◆ **Records supplied**
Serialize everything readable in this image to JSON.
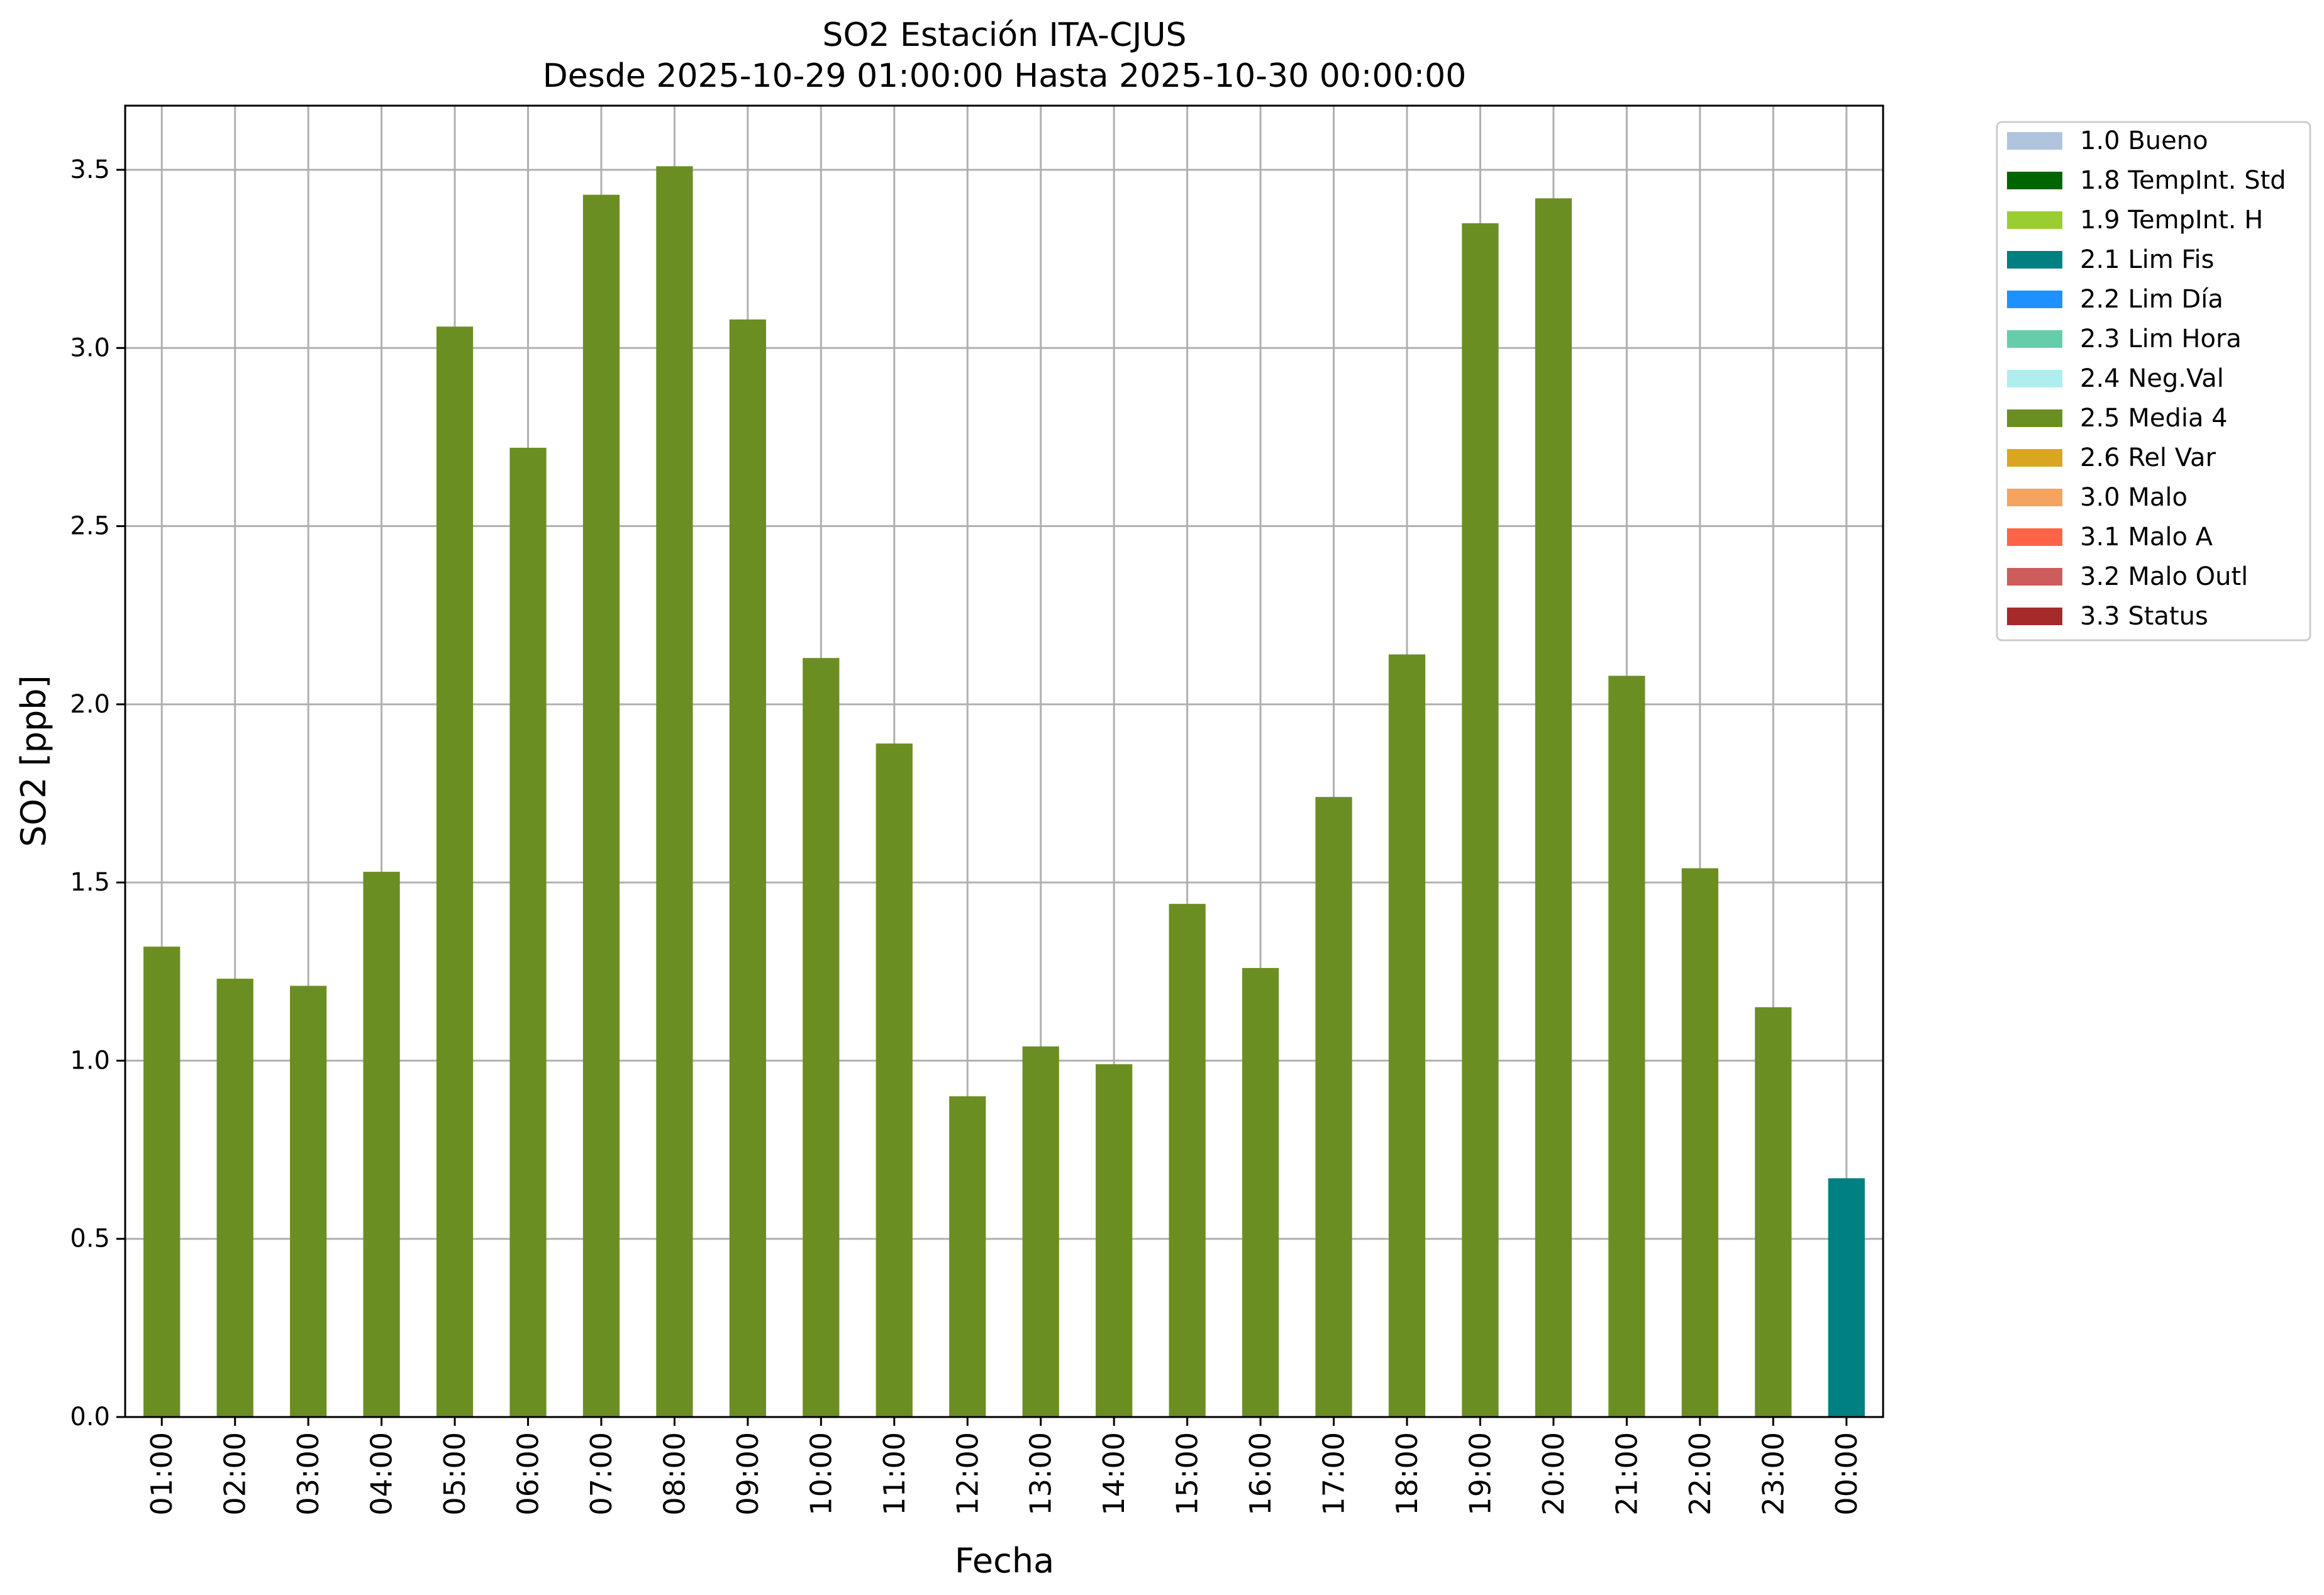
{
  "chart_data": {
    "type": "bar",
    "title": "SO2 Estación ITA-CJUS",
    "subtitle": "Desde 2025-10-29 01:00:00 Hasta 2025-10-30 00:00:00",
    "xlabel": "Fecha",
    "ylabel": "SO2 [ppb]",
    "ylim": [
      0,
      3.68
    ],
    "yticks": [
      "0.0",
      "0.5",
      "1.0",
      "1.5",
      "2.0",
      "2.5",
      "3.0",
      "3.5"
    ],
    "grid": true,
    "legend_position": "outside-top-right",
    "categories": [
      "01:00",
      "02:00",
      "03:00",
      "04:00",
      "05:00",
      "06:00",
      "07:00",
      "08:00",
      "09:00",
      "10:00",
      "11:00",
      "12:00",
      "13:00",
      "14:00",
      "15:00",
      "16:00",
      "17:00",
      "18:00",
      "19:00",
      "20:00",
      "21:00",
      "22:00",
      "23:00",
      "00:00"
    ],
    "values": [
      1.32,
      1.23,
      1.21,
      1.53,
      3.06,
      2.72,
      3.43,
      3.51,
      3.08,
      2.13,
      1.89,
      0.9,
      1.04,
      0.99,
      1.44,
      1.26,
      1.74,
      2.14,
      3.35,
      3.42,
      2.08,
      1.54,
      1.15,
      0.67
    ],
    "value_flags": [
      "2.5 Media 4",
      "2.5 Media 4",
      "2.5 Media 4",
      "2.5 Media 4",
      "2.5 Media 4",
      "2.5 Media 4",
      "2.5 Media 4",
      "2.5 Media 4",
      "2.5 Media 4",
      "2.5 Media 4",
      "2.5 Media 4",
      "2.5 Media 4",
      "2.5 Media 4",
      "2.5 Media 4",
      "2.5 Media 4",
      "2.5 Media 4",
      "2.5 Media 4",
      "2.5 Media 4",
      "2.5 Media 4",
      "2.5 Media 4",
      "2.5 Media 4",
      "2.5 Media 4",
      "2.5 Media 4",
      "2.1 Lim Fis"
    ],
    "legend": [
      {
        "label": "1.0 Bueno",
        "color": "#b0c4de"
      },
      {
        "label": "1.8 TempInt. Std",
        "color": "#006400"
      },
      {
        "label": "1.9 TempInt. H",
        "color": "#9acd32"
      },
      {
        "label": "2.1 Lim Fis",
        "color": "#008080"
      },
      {
        "label": "2.2 Lim Día",
        "color": "#1e90ff"
      },
      {
        "label": "2.3 Lim Hora",
        "color": "#66cdaa"
      },
      {
        "label": "2.4 Neg.Val",
        "color": "#afeeee"
      },
      {
        "label": "2.5 Media 4",
        "color": "#6b8e23"
      },
      {
        "label": "2.6 Rel Var",
        "color": "#daa520"
      },
      {
        "label": "3.0 Malo",
        "color": "#f4a460"
      },
      {
        "label": "3.1 Malo A",
        "color": "#ff6347"
      },
      {
        "label": "3.2 Malo Outl",
        "color": "#cd5c5c"
      },
      {
        "label": "3.3 Status",
        "color": "#a52a2a"
      }
    ]
  }
}
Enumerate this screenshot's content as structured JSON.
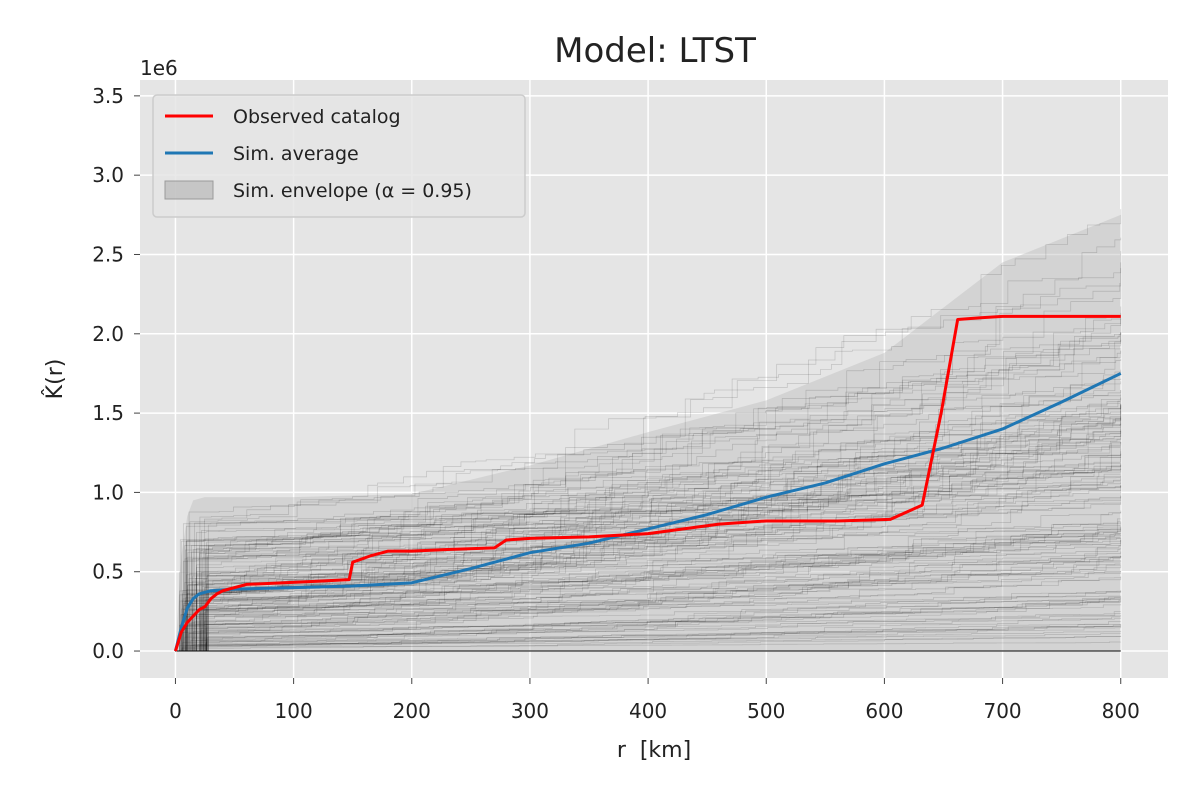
{
  "chart_data": {
    "type": "line",
    "title": "Model: LTST",
    "xlabel": "r  [km]",
    "ylabel": "K̂(r)",
    "y_offset_text": "1e6",
    "xlim": [
      -30,
      840
    ],
    "ylim": [
      -0.17,
      3.6
    ],
    "x_ticks": [
      0,
      100,
      200,
      300,
      400,
      500,
      600,
      700,
      800
    ],
    "x_tick_labels": [
      "0",
      "100",
      "200",
      "300",
      "400",
      "500",
      "600",
      "700",
      "800"
    ],
    "y_ticks": [
      0.0,
      0.5,
      1.0,
      1.5,
      2.0,
      2.5,
      3.0,
      3.5
    ],
    "y_tick_labels": [
      "0.0",
      "0.5",
      "1.0",
      "1.5",
      "2.0",
      "2.5",
      "3.0",
      "3.5"
    ],
    "grid": true,
    "legend_position": "top-left",
    "legend": [
      {
        "label": "Observed catalog",
        "kind": "line",
        "color": "#ff0000"
      },
      {
        "label": "Sim. average",
        "kind": "line",
        "color": "#1f77b4"
      },
      {
        "label": "Sim. envelope (α = 0.95)",
        "kind": "patch",
        "color": "#a0a0a0"
      }
    ],
    "series": [
      {
        "name": "Observed catalog",
        "color": "#ff0000",
        "x": [
          0,
          5,
          10,
          15,
          20,
          25,
          30,
          35,
          40,
          60,
          90,
          120,
          147,
          150,
          165,
          180,
          200,
          230,
          270,
          280,
          300,
          350,
          400,
          430,
          460,
          500,
          560,
          605,
          632,
          648,
          662,
          680,
          700,
          800
        ],
        "y": [
          0.0,
          0.12,
          0.18,
          0.22,
          0.26,
          0.28,
          0.33,
          0.36,
          0.38,
          0.42,
          0.43,
          0.44,
          0.45,
          0.56,
          0.6,
          0.63,
          0.63,
          0.64,
          0.65,
          0.7,
          0.71,
          0.72,
          0.74,
          0.77,
          0.8,
          0.82,
          0.82,
          0.83,
          0.92,
          1.5,
          2.09,
          2.1,
          2.11,
          2.11
        ]
      },
      {
        "name": "Sim. average",
        "color": "#1f77b4",
        "x": [
          0,
          5,
          10,
          15,
          20,
          25,
          30,
          50,
          100,
          150,
          200,
          250,
          300,
          350,
          400,
          450,
          500,
          550,
          600,
          650,
          700,
          750,
          800
        ],
        "y": [
          0.0,
          0.15,
          0.27,
          0.33,
          0.36,
          0.37,
          0.38,
          0.39,
          0.4,
          0.41,
          0.43,
          0.52,
          0.62,
          0.68,
          0.77,
          0.86,
          0.97,
          1.06,
          1.18,
          1.28,
          1.4,
          1.57,
          1.75
        ]
      }
    ],
    "envelope": {
      "name": "Sim. envelope (α = 0.95)",
      "x": [
        0,
        5,
        10,
        15,
        25,
        50,
        100,
        200,
        300,
        400,
        500,
        600,
        700,
        800
      ],
      "lower": [
        0,
        0,
        0,
        0,
        0,
        0,
        0,
        0,
        0,
        0,
        0,
        0,
        0,
        0
      ],
      "upper": [
        0,
        0.6,
        0.85,
        0.95,
        0.97,
        0.97,
        0.97,
        0.99,
        1.17,
        1.38,
        1.58,
        1.88,
        2.45,
        2.75
      ]
    },
    "simulation_trajectories": {
      "count": 160,
      "color": "#000000"
    }
  }
}
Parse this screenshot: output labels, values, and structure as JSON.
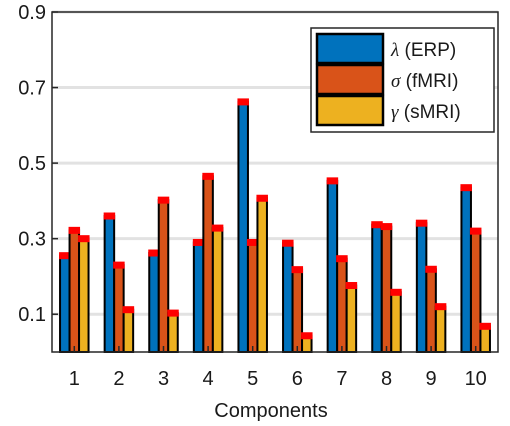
{
  "chart_data": {
    "type": "bar",
    "title": "",
    "xlabel": "Components",
    "ylabel": "",
    "ylim": [
      0,
      0.9
    ],
    "yticks": [
      "0.1",
      "0.3",
      "0.5",
      "0.7",
      "0.9"
    ],
    "ytick_values": [
      0.1,
      0.3,
      0.5,
      0.7,
      0.9
    ],
    "categories": [
      "1",
      "2",
      "3",
      "4",
      "5",
      "6",
      "7",
      "8",
      "9",
      "10"
    ],
    "grid": true,
    "legend_position": "top-right",
    "series": [
      {
        "name": "λ (ERP)",
        "symbol": "λ",
        "label": "(ERP)",
        "color": "#0072BD",
        "values": [
          0.255,
          0.36,
          0.262,
          0.29,
          0.662,
          0.288,
          0.453,
          0.337,
          0.341,
          0.435
        ]
      },
      {
        "name": "σ (fMRI)",
        "symbol": "σ",
        "label": "(fMRI)",
        "color": "#D95319",
        "values": [
          0.322,
          0.23,
          0.402,
          0.465,
          0.29,
          0.218,
          0.247,
          0.332,
          0.219,
          0.32
        ]
      },
      {
        "name": "γ (sMRI)",
        "symbol": "γ",
        "label": "(sMRI)",
        "color": "#EDB120",
        "values": [
          0.3,
          0.112,
          0.103,
          0.328,
          0.407,
          0.043,
          0.176,
          0.158,
          0.12,
          0.068
        ]
      }
    ],
    "marker_color": "#FF0000"
  }
}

◆ **What you have to do**
Gather up every line in the data above that contains the word "name", copying each one.

◆ **Solution**
        "name": "Observed catalog",
        "name": "Sim. average",
      "name": "Sim. envelope (α = 0.95)",
        "name": "λ (ERP)",
        "name": "σ (fMRI)",
        "name": "γ (sMRI)",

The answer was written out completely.